» STORED DATA
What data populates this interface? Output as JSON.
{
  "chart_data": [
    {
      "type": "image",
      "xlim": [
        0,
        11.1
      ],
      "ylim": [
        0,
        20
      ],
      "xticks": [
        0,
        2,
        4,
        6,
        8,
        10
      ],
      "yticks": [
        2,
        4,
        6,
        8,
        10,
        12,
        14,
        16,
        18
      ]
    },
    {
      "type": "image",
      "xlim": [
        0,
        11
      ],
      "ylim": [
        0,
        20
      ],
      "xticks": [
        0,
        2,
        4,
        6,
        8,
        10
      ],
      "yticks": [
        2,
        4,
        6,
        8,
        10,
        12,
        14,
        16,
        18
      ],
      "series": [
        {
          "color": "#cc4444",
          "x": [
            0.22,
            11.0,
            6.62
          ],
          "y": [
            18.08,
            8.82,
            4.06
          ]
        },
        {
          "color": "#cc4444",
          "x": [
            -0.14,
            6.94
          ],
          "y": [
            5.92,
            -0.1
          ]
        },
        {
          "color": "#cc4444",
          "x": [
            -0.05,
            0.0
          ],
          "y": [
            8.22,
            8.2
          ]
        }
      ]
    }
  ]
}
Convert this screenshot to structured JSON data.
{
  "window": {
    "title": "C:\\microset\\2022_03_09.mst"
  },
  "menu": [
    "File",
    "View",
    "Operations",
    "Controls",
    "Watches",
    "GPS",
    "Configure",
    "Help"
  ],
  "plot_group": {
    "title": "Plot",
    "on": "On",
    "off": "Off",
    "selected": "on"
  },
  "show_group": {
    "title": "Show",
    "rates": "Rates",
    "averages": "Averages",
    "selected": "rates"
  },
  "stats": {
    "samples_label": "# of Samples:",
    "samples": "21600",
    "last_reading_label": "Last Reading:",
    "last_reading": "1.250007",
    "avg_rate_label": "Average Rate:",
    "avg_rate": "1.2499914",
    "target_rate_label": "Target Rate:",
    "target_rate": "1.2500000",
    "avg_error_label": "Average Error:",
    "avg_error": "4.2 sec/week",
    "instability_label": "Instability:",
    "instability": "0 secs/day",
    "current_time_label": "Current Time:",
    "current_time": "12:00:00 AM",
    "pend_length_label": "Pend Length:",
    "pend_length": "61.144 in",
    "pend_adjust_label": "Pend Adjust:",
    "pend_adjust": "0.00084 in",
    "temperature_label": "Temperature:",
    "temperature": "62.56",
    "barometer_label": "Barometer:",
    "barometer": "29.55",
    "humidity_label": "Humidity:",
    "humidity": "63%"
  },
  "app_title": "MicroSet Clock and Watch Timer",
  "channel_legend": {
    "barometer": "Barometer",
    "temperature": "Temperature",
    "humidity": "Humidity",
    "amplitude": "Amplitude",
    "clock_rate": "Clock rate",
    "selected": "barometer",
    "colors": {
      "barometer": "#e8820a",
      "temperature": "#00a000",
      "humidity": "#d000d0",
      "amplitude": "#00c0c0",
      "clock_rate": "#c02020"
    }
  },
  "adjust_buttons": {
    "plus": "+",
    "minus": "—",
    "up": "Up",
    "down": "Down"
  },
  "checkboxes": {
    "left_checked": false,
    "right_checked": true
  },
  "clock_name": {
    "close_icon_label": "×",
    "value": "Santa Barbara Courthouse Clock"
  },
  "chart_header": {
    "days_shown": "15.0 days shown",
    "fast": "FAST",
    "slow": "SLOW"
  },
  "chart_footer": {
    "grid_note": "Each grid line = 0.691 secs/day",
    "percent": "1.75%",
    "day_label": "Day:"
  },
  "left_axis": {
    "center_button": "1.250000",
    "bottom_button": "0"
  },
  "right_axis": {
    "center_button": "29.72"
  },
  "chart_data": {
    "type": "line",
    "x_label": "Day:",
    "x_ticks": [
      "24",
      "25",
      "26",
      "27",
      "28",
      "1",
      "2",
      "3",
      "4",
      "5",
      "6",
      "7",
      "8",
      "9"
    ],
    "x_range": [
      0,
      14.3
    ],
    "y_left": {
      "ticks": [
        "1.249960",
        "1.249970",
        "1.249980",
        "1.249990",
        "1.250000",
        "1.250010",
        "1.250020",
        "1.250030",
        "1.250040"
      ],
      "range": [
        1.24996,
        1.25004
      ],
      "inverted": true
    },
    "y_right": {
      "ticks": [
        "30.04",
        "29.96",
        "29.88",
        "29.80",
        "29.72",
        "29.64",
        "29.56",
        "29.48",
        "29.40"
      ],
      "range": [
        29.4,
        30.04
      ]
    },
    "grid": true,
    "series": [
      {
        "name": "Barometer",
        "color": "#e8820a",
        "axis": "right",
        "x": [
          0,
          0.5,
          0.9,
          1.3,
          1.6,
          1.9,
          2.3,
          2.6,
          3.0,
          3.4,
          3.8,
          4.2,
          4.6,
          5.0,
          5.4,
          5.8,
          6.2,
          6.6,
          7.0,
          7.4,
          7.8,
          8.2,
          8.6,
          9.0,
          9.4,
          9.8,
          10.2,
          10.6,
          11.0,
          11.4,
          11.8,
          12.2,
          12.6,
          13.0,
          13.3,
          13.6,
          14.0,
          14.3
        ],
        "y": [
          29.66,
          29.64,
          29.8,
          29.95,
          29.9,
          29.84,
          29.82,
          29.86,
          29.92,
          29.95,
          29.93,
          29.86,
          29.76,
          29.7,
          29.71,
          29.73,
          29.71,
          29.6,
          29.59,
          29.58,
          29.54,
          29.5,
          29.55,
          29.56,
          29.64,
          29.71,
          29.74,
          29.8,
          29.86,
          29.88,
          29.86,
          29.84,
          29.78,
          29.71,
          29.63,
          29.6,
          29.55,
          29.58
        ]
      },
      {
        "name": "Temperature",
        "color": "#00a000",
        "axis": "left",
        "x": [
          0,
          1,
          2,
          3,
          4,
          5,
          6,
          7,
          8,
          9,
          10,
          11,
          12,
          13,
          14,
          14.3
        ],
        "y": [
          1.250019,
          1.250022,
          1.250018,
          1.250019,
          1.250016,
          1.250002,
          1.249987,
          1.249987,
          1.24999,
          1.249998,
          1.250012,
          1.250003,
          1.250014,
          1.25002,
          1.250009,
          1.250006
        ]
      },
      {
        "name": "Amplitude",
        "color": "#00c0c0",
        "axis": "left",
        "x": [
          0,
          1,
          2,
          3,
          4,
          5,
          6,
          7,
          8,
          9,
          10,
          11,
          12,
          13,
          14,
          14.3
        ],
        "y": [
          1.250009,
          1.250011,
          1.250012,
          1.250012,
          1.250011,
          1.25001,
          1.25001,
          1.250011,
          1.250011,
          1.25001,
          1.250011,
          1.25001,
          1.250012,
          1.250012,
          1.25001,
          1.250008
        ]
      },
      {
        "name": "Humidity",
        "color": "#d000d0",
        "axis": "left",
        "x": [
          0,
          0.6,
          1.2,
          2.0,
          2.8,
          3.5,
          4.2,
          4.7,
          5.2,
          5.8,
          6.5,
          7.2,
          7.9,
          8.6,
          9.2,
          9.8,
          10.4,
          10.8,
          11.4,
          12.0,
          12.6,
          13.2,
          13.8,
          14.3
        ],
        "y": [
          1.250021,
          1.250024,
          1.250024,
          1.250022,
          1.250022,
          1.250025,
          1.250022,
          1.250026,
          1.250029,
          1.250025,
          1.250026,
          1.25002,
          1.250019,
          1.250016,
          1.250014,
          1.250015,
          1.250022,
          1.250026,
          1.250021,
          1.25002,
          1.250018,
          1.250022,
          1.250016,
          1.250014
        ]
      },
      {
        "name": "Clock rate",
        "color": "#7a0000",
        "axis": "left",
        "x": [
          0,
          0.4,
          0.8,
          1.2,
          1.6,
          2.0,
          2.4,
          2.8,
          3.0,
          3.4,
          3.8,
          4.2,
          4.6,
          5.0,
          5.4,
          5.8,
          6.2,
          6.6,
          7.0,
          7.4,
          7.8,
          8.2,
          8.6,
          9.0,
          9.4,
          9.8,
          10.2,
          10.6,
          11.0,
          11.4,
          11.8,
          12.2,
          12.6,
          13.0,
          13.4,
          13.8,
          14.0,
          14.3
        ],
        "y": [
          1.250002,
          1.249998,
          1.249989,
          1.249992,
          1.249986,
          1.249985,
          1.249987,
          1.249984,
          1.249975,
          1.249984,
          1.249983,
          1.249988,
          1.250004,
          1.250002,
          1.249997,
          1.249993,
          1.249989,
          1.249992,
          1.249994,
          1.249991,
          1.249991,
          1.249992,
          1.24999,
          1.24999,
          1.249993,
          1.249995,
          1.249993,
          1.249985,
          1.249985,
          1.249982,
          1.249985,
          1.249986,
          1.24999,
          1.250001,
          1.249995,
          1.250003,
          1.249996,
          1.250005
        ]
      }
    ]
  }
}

» INSTRUCTIONS FOR THE TASK
Search the data for "true". Copy every matching line.

» ANSWER
    "right_checked": true
      "inverted": true
    "grid": true,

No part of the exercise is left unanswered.